==== 抜粋本文

第1の実施の形態の機械学習装置10は、農作物の収穫予測に用いる予測モデルを機械学習によって生成する。機械学習装置10を、情報処理装置やコンピュータと言うこともある。機械学習装置10は、クライアント装置でもよいしサーバ装置でもよい。
【0013】
機械学習装置10は、記憶部11および処理部12を有する。記憶部11は、RAM(Random Access Memory)などの揮発性の半導体メモリでもよいし、HDD(Hard Disk Drive)やフラッシュメモリなどの不揮発性ストレージでもよい。処理部12は、例えば、CPU(Central Processing Unit)、GPU(Graphics Processing Unit)、DSP(Digital Signal Processor)などのプロセッサである。ただし、処理部12は、ASIC(Application Specific Integrated Circuit)やFPGA(Field Programmable Gate Array)などの特定用途の電子回路を含んでもよい。プロセッサは、RAMなどのメモリ(記憶部11でもよい)に記憶されたプログラムを実行する。複数のプロセッサの集合を「マルチプロセッサ」または単に「プロセッサ」と言うことがある。
【0014】
記憶部11は、訓練データ13および総数データ14を記憶する。訓練データ13および総数データ14は、収穫済みの農作物に関する履歴データである。訓練データ13および総数データ14は、前年に収穫された農作物など過去に収穫された農作物の育成状況や収穫状況を示す。訓練データ13が示す農作物と総数データ14が示す農作物は、同じ年に収穫されたものである。訓練データ13および総数データ14は、1年分の農作物を示す単年データであってもよいし、複数年分の農作物が混在した複数年データであってもよい。農作物には果実が含まれ得る。果実は、野菜や果物など植物の食用の実であり、農家によって栽培される。農作物は、同じ育成環境で育てても成長に個体差があり、収穫可能日にばらつきが生じる。農作物は、パプリカなど成長の個体差が大きい種類でもよい。

========
==== 作業用データ

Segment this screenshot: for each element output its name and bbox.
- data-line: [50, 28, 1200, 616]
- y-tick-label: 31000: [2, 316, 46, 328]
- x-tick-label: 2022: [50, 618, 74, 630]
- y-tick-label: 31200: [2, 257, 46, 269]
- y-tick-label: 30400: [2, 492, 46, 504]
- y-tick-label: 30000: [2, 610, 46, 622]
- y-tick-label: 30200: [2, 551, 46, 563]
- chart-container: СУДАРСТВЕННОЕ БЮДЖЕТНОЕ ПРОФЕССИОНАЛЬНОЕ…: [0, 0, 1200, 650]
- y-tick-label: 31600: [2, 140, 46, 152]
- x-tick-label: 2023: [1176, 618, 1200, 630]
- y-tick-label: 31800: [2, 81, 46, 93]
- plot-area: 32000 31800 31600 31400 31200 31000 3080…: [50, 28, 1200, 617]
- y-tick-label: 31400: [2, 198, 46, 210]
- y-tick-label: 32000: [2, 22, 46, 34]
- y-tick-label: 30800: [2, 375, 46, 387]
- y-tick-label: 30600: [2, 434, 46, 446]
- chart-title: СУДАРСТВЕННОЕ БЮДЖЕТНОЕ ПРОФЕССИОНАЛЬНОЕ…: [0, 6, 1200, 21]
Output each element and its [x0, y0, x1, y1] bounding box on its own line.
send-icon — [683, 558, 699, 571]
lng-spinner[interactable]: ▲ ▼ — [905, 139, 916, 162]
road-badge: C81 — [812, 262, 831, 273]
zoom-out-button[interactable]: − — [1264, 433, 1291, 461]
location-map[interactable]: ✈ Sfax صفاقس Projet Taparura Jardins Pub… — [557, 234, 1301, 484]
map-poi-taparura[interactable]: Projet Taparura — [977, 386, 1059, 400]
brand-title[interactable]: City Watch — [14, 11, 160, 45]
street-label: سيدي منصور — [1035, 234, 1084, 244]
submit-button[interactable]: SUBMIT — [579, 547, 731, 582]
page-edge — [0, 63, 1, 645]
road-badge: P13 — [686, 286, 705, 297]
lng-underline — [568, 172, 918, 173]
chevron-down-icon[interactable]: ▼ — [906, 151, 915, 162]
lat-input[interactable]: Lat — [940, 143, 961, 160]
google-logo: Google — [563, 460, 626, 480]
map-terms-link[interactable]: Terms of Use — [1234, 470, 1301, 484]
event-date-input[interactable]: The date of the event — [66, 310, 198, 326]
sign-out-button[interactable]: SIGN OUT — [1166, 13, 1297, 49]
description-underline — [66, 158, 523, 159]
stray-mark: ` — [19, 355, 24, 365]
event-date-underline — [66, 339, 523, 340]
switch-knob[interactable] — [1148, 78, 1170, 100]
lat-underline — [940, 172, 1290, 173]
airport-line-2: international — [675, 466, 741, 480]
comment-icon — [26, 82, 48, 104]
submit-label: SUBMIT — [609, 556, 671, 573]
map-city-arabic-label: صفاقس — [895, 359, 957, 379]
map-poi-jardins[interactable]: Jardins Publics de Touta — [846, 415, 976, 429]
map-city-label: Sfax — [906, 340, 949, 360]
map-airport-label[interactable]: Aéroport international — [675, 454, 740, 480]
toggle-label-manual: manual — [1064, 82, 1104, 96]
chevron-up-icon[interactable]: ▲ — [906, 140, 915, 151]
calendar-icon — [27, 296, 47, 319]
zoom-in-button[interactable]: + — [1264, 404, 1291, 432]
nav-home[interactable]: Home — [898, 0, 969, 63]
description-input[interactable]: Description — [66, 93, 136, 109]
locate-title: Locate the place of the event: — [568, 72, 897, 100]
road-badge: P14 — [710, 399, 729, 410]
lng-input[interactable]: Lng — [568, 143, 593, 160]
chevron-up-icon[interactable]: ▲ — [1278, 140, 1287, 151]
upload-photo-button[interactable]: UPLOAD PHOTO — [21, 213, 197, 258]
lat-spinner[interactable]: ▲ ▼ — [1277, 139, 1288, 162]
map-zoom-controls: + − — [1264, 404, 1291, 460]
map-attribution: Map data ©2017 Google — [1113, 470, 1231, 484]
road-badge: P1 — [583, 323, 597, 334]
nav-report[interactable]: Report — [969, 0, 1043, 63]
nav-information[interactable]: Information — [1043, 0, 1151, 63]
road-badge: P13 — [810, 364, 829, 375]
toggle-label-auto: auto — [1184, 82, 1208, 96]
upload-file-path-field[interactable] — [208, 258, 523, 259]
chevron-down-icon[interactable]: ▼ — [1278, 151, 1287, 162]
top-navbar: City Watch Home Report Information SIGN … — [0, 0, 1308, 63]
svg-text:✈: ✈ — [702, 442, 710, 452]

========

- 与えられた指示 1:
記録の最初の行から「page-edge — [0, 63, 1, 645]」を含む行までを、両端の行も含めて一字一句そのまま書き写してください。
- 与えられた指示 2:
農作物の収穫予測に用いる機械学習装置についての文章を、最後の文の後から書き継いでください。

- 最終結果 1:
Segment this screenshot: for each element output its name and bbox.
- data-line: [50, 28, 1200, 616]
- y-tick-label: 31000: [2, 316, 46, 328]
- x-tick-label: 2022: [50, 618, 74, 630]
- y-tick-label: 31200: [2, 257, 46, 269]
- y-tick-label: 30400: [2, 492, 46, 504]
- y-tick-label: 30000: [2, 610, 46, 622]
- y-tick-label: 30200: [2, 551, 46, 563]
- chart-container: СУДАРСТВЕННОЕ БЮДЖЕТНОЕ ПРОФЕССИОНАЛЬНОЕ…: [0, 0, 1200, 650]
- y-tick-label: 31600: [2, 140, 46, 152]
- x-tick-label: 2023: [1176, 618, 1200, 630]
- y-tick-label: 31800: [2, 81, 46, 93]
- plot-area: 32000 31800 31600 31400 31200 31000 3080…: [50, 28, 1200, 617]
- y-tick-label: 31400: [2, 198, 46, 210]
- y-tick-label: 32000: [2, 22, 46, 34]
- y-tick-label: 30800: [2, 375, 46, 387]
- y-tick-label: 30600: [2, 434, 46, 446]
- chart-title: СУДАРСТВЕННОЕ БЮДЖЕТНОЕ ПРОФЕССИОНАЛЬНОЕ…: [0, 6, 1200, 21]
Output each element and its [x0, y0, x1, y1] bounding box on its own line.
send-icon — [683, 558, 699, 571]
lng-spinner[interactable]: ▲ ▼ — [905, 139, 916, 162]
road-badge: C81 — [812, 262, 831, 273]
zoom-out-button[interactable]: − — [1264, 433, 1291, 461]
location-map[interactable]: ✈ Sfax صفاقس Projet Taparura Jardins Pub… — [557, 234, 1301, 484]
map-poi-taparura[interactable]: Projet Taparura — [977, 386, 1059, 400]
brand-title[interactable]: City Watch — [14, 11, 160, 45]
street-label: سيدي منصور — [1035, 234, 1084, 244]
submit-button[interactable]: SUBMIT — [579, 547, 731, 582]
page-edge — [0, 63, 1, 645]

- 最終結果 2:
【0015】
訓練データ13は、収穫された農作物全体(農作物集合)の一部である標本農作物に関する複数のレコードを含む。農作物集合のうち標本農作物は、育成状況や収穫状況について個別の詳細情報を収集したものである。農作物集合のうち他の農作物は、個別の詳細情報を収集しなかったものである。農作物集合に対する標本農作物の割合(標本割合)は、0.01%~0.3%程度でよい。詳細情報の収集には手間がかかるためである。
【0016】
訓練データ13に含まれる複数のレコードは、それぞれ、標本農作物の育成環境の情報と所要日数とを対応付けている。育成環境の情報は、気温や日射量など農作物の成長と相関のある指標を含む。例えば、育成環境の情報は、下記の基準日から収穫日までの間の平均気温および平均日射量を含む。ただし、農作物の成長と相関が認められれば、基準日より前の気温や日射量を用いてもよいし、累積気温や累積日射量を用いてもよい。標本農作物によって基準日が異なることがある。基準日が異なると、結果的にその標本農作物に対応付けられる育成環境の情報も変わることがある。所要日数は、標本農作物について所定の状態が観測された基準日から、当該標本農作物が収穫された収穫日までの日数である。例えば、基準日は、植物が実をつけたことが観測された日(着果日)である。ただし、基準日は、着果前に植物が所定の状態になった日でもよいし、着果後に標本農作物が所定の状態になった日でもよい。収穫管理が週単位で行われている場合、所要日数の単位が週であってもよい。
【0017】
総数データ14は、訓練データ13が示す標本農作物および他の農作物を含む農作物集合について、収穫日に対する収穫数(収穫された農作物の個数)の実績分布を示す。各農作物は、十分に成長したと農家が判断した日に植物から切り離されて収穫される。着果日の違いや成長の個体差により、収穫日にばらつきが生じる。収穫管理が週単位で行われている場合、総数データ14は、収穫日の属する週に対する収穫数の実績分布を示してもよい。総数データ14は、出荷管理のために収集され、訓練データ13よりも収集の手間が少ない。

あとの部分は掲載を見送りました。